Instructions for the task: Rewrite the records from the first line up to and including the line with "x-tick-label: 1989 [589, 924, 634, 946]", changing every "x-tick-label" to "x-axis-label" and keeping everything else the same.

Layout element entries:
■ ■ ■ ■

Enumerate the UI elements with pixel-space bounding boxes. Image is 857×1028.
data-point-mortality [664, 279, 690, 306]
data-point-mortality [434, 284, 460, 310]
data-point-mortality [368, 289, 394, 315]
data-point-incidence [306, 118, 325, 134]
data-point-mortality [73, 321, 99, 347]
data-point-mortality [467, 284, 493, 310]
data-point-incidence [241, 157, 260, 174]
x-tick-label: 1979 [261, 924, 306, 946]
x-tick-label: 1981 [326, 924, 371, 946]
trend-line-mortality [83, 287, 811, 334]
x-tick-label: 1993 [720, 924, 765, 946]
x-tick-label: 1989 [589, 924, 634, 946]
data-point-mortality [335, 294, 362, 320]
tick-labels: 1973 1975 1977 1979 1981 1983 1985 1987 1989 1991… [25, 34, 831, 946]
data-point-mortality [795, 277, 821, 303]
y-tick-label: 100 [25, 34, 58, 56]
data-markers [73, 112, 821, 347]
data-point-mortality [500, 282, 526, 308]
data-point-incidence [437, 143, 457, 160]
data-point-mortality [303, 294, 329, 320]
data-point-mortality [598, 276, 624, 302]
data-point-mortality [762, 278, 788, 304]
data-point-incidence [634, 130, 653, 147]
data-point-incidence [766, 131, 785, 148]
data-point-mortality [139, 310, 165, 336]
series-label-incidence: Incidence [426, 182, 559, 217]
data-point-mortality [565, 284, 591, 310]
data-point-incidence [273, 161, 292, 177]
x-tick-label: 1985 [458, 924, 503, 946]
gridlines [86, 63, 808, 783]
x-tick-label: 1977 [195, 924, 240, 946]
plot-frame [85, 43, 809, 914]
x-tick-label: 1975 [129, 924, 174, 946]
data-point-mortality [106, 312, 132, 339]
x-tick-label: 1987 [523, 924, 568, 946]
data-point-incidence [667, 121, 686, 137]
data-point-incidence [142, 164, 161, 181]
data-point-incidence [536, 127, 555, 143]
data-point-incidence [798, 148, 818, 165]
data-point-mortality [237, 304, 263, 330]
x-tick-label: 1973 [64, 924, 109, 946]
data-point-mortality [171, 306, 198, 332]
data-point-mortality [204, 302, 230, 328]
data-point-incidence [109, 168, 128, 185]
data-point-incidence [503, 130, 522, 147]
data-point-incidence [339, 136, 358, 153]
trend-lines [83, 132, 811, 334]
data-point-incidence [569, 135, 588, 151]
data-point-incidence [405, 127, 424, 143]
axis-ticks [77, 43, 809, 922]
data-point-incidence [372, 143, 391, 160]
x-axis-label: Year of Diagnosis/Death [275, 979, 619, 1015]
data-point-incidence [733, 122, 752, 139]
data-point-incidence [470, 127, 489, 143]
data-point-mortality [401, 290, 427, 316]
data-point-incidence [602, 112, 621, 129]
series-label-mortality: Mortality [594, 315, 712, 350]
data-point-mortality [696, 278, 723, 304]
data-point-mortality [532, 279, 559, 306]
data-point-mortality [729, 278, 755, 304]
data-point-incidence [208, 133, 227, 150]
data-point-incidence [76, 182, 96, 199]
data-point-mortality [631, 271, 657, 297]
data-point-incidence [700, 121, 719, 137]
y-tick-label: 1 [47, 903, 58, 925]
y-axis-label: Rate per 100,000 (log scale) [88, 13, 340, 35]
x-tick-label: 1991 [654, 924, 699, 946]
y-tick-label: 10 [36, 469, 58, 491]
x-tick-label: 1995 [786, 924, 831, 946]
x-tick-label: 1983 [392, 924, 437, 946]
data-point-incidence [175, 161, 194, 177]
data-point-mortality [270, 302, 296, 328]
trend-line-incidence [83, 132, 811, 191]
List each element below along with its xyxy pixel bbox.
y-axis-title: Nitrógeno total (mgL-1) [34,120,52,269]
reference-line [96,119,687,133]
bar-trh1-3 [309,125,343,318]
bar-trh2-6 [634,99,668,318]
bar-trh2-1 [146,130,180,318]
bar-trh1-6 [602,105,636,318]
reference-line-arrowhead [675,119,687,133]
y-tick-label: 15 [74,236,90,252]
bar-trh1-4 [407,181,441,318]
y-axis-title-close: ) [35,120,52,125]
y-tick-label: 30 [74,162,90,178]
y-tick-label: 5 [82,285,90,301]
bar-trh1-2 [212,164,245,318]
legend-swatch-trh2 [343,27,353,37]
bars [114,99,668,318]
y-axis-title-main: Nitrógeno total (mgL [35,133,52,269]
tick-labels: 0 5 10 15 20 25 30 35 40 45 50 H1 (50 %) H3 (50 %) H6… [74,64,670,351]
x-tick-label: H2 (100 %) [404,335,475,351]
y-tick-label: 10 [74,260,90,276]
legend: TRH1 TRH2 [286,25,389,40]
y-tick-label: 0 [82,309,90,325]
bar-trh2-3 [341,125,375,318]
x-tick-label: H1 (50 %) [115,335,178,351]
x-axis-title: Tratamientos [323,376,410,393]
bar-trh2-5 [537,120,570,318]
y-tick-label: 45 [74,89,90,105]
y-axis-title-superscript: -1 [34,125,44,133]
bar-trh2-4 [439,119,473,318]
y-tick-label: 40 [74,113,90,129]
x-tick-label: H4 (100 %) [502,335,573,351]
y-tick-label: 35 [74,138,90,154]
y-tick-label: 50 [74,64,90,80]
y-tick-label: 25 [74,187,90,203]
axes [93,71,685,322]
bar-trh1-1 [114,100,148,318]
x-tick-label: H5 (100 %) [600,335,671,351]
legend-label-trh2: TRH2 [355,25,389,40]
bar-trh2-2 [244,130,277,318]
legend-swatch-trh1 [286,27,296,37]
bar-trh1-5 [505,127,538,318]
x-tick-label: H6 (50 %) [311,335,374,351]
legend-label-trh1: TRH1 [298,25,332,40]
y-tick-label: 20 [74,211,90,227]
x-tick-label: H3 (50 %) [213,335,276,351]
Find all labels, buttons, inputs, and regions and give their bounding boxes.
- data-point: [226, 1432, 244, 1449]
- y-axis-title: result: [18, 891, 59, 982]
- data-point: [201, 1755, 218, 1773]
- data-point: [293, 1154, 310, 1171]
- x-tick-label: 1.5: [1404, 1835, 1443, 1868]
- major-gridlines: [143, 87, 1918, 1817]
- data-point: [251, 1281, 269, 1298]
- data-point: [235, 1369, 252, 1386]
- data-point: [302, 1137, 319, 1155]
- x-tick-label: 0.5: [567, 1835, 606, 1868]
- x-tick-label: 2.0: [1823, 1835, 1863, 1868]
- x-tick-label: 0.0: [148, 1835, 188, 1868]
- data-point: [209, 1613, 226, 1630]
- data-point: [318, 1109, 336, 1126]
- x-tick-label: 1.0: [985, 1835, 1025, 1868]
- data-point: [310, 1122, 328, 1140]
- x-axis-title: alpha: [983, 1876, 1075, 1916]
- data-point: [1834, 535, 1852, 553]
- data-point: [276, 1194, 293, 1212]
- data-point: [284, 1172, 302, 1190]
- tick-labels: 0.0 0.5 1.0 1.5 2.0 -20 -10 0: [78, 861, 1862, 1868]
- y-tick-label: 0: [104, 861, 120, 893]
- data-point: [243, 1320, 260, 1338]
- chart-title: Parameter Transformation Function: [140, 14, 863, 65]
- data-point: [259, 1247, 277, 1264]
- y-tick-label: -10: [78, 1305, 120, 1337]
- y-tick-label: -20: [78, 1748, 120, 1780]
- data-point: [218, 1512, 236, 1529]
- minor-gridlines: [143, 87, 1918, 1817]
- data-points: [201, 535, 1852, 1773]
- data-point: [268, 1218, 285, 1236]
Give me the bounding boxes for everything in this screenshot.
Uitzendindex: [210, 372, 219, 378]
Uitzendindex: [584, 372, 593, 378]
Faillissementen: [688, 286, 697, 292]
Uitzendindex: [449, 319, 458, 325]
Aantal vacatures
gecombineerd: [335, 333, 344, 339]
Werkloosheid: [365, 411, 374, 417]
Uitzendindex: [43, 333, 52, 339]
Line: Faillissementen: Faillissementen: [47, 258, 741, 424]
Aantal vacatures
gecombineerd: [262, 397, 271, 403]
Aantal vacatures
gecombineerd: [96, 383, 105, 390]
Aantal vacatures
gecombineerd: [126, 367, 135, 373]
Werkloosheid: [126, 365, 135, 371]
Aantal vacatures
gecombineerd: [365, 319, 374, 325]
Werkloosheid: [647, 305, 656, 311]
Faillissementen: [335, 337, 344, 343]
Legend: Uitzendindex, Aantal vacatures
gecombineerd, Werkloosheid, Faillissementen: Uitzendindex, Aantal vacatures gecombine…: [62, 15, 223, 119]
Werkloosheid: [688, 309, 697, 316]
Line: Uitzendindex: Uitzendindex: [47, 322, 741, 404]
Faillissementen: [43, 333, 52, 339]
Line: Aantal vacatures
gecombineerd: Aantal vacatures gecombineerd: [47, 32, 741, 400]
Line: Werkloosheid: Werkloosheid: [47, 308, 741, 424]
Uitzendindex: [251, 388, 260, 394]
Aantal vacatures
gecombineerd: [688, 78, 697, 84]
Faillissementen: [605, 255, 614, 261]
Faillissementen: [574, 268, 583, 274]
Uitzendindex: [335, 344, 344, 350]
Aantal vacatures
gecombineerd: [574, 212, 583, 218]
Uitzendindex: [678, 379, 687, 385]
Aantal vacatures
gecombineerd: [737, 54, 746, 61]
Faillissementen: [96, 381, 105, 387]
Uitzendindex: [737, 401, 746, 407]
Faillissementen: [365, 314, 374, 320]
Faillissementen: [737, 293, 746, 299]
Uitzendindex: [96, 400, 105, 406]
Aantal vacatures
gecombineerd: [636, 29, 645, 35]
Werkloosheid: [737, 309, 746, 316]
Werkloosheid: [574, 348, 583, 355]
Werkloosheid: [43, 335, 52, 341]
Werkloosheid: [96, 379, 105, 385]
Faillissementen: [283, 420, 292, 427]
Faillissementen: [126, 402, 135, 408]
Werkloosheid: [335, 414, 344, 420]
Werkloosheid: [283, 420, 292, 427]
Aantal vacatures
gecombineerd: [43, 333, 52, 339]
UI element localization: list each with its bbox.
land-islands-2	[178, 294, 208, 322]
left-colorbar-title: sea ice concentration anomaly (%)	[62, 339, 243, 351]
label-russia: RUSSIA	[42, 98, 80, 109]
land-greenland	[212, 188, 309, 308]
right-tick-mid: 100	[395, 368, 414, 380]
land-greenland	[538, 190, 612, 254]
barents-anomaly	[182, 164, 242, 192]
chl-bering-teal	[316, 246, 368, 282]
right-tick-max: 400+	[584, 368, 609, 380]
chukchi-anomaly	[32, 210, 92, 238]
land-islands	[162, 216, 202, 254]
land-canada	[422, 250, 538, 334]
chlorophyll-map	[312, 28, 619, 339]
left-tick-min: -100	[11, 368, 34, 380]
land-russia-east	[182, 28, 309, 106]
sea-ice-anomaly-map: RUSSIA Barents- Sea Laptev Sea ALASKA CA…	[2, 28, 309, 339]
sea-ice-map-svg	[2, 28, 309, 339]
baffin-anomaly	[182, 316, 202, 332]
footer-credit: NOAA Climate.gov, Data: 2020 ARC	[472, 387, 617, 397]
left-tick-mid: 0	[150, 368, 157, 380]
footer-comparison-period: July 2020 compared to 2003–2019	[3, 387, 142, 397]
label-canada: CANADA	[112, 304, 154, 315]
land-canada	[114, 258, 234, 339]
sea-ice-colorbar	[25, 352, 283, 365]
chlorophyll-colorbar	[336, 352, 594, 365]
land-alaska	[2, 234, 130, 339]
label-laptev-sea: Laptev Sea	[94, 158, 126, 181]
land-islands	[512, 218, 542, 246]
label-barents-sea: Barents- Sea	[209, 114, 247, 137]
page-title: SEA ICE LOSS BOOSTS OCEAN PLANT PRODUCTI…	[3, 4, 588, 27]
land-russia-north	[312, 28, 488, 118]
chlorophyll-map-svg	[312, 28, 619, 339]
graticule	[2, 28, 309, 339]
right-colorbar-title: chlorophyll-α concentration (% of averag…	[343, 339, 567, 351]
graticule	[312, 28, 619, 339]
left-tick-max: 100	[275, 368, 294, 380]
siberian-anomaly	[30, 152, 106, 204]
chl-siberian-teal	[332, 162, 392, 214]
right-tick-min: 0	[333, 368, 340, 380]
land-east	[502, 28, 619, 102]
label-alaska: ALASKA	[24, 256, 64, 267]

■ ■ ■ ■

Written reply:
Enumerate the UI elements with pixel-space bounding boxes. Image is 857×1028.
data-point-mortality [664, 279, 690, 306]
data-point-mortality [434, 284, 460, 310]
data-point-mortality [368, 289, 394, 315]
data-point-incidence [306, 118, 325, 134]
data-point-mortality [73, 321, 99, 347]
data-point-mortality [467, 284, 493, 310]
data-point-incidence [241, 157, 260, 174]
x-axis-label: 1979 [261, 924, 306, 946]
x-axis-label: 1981 [326, 924, 371, 946]
trend-line-mortality [83, 287, 811, 334]
x-axis-label: 1993 [720, 924, 765, 946]
x-axis-label: 1989 [589, 924, 634, 946]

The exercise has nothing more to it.